[Items from a dataset]
Begin
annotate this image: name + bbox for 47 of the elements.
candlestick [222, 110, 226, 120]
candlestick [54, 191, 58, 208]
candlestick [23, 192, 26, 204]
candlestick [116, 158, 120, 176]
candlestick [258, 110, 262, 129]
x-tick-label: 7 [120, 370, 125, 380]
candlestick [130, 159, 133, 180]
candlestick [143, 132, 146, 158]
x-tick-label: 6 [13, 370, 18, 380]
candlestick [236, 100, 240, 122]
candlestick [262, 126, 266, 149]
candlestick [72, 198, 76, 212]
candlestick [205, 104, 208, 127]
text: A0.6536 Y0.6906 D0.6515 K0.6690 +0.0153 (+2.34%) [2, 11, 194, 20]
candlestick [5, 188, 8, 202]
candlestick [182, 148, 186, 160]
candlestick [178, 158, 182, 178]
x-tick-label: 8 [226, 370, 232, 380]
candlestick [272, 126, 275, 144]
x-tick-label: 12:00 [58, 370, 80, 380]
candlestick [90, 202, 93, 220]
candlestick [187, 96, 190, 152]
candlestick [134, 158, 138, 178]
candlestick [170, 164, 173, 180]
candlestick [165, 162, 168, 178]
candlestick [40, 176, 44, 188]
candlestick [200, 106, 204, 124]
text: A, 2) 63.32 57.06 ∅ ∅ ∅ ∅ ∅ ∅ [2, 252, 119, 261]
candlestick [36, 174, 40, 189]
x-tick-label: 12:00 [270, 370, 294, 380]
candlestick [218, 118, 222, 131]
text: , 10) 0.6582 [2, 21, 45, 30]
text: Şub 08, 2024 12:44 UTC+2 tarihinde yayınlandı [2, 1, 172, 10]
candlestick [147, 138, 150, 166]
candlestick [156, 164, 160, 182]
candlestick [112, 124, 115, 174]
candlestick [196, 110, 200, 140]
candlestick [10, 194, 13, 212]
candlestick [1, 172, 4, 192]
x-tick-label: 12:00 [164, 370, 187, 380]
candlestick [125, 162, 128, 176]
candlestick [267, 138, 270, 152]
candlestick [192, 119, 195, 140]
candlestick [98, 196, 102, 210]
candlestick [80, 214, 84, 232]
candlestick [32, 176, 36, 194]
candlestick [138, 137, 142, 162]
End
▸ Direction
Rewrite every line of the records above as a numbered list, omitting any blank lines.

▸ Written response
1. annotate this image: name + bbox for 47 of the elements.
2. candlestick [222, 110, 226, 120]
3. candlestick [54, 191, 58, 208]
4. candlestick [23, 192, 26, 204]
5. candlestick [116, 158, 120, 176]
6. candlestick [258, 110, 262, 129]
7. x-tick-label: 7 [120, 370, 125, 380]
8. candlestick [130, 159, 133, 180]
9. candlestick [143, 132, 146, 158]
10. x-tick-label: 6 [13, 370, 18, 380]
11. candlestick [236, 100, 240, 122]
12. candlestick [262, 126, 266, 149]
13. candlestick [72, 198, 76, 212]
14. candlestick [205, 104, 208, 127]
15. text: A0.6536 Y0.6906 D0.6515 K0.6690 +0.0153 (+2.34%) [2, 11, 194, 20]
16. candlestick [5, 188, 8, 202]
17. candlestick [182, 148, 186, 160]
18. candlestick [178, 158, 182, 178]
19. x-tick-label: 8 [226, 370, 232, 380]
20. candlestick [272, 126, 275, 144]
21. x-tick-label: 12:00 [58, 370, 80, 380]
22. candlestick [90, 202, 93, 220]
23. candlestick [187, 96, 190, 152]
24. candlestick [134, 158, 138, 178]
25. candlestick [170, 164, 173, 180]
26. candlestick [165, 162, 168, 178]
27. candlestick [40, 176, 44, 188]
28. candlestick [200, 106, 204, 124]
29. text: A, 2) 63.32 57.06 ∅ ∅ ∅ ∅ ∅ ∅ [2, 252, 119, 261]
30. candlestick [36, 174, 40, 189]
31. x-tick-label: 12:00 [270, 370, 294, 380]
32. candlestick [218, 118, 222, 131]
33. text: , 10) 0.6582 [2, 21, 45, 30]
34. text: Şub 08, 2024 12:44 UTC+2 tarihinde yayınlandı [2, 1, 172, 10]
35. candlestick [147, 138, 150, 166]
36. candlestick [156, 164, 160, 182]
37. candlestick [112, 124, 115, 174]
38. candlestick [196, 110, 200, 140]
39. candlestick [10, 194, 13, 212]
40. candlestick [1, 172, 4, 192]
41. x-tick-label: 12:00 [164, 370, 187, 380]
42. candlestick [125, 162, 128, 176]
43. candlestick [267, 138, 270, 152]
44. candlestick [192, 119, 195, 140]
45. candlestick [98, 196, 102, 210]
46. candlestick [80, 214, 84, 232]
47. candlestick [32, 176, 36, 194]
48. candlestick [138, 137, 142, 162]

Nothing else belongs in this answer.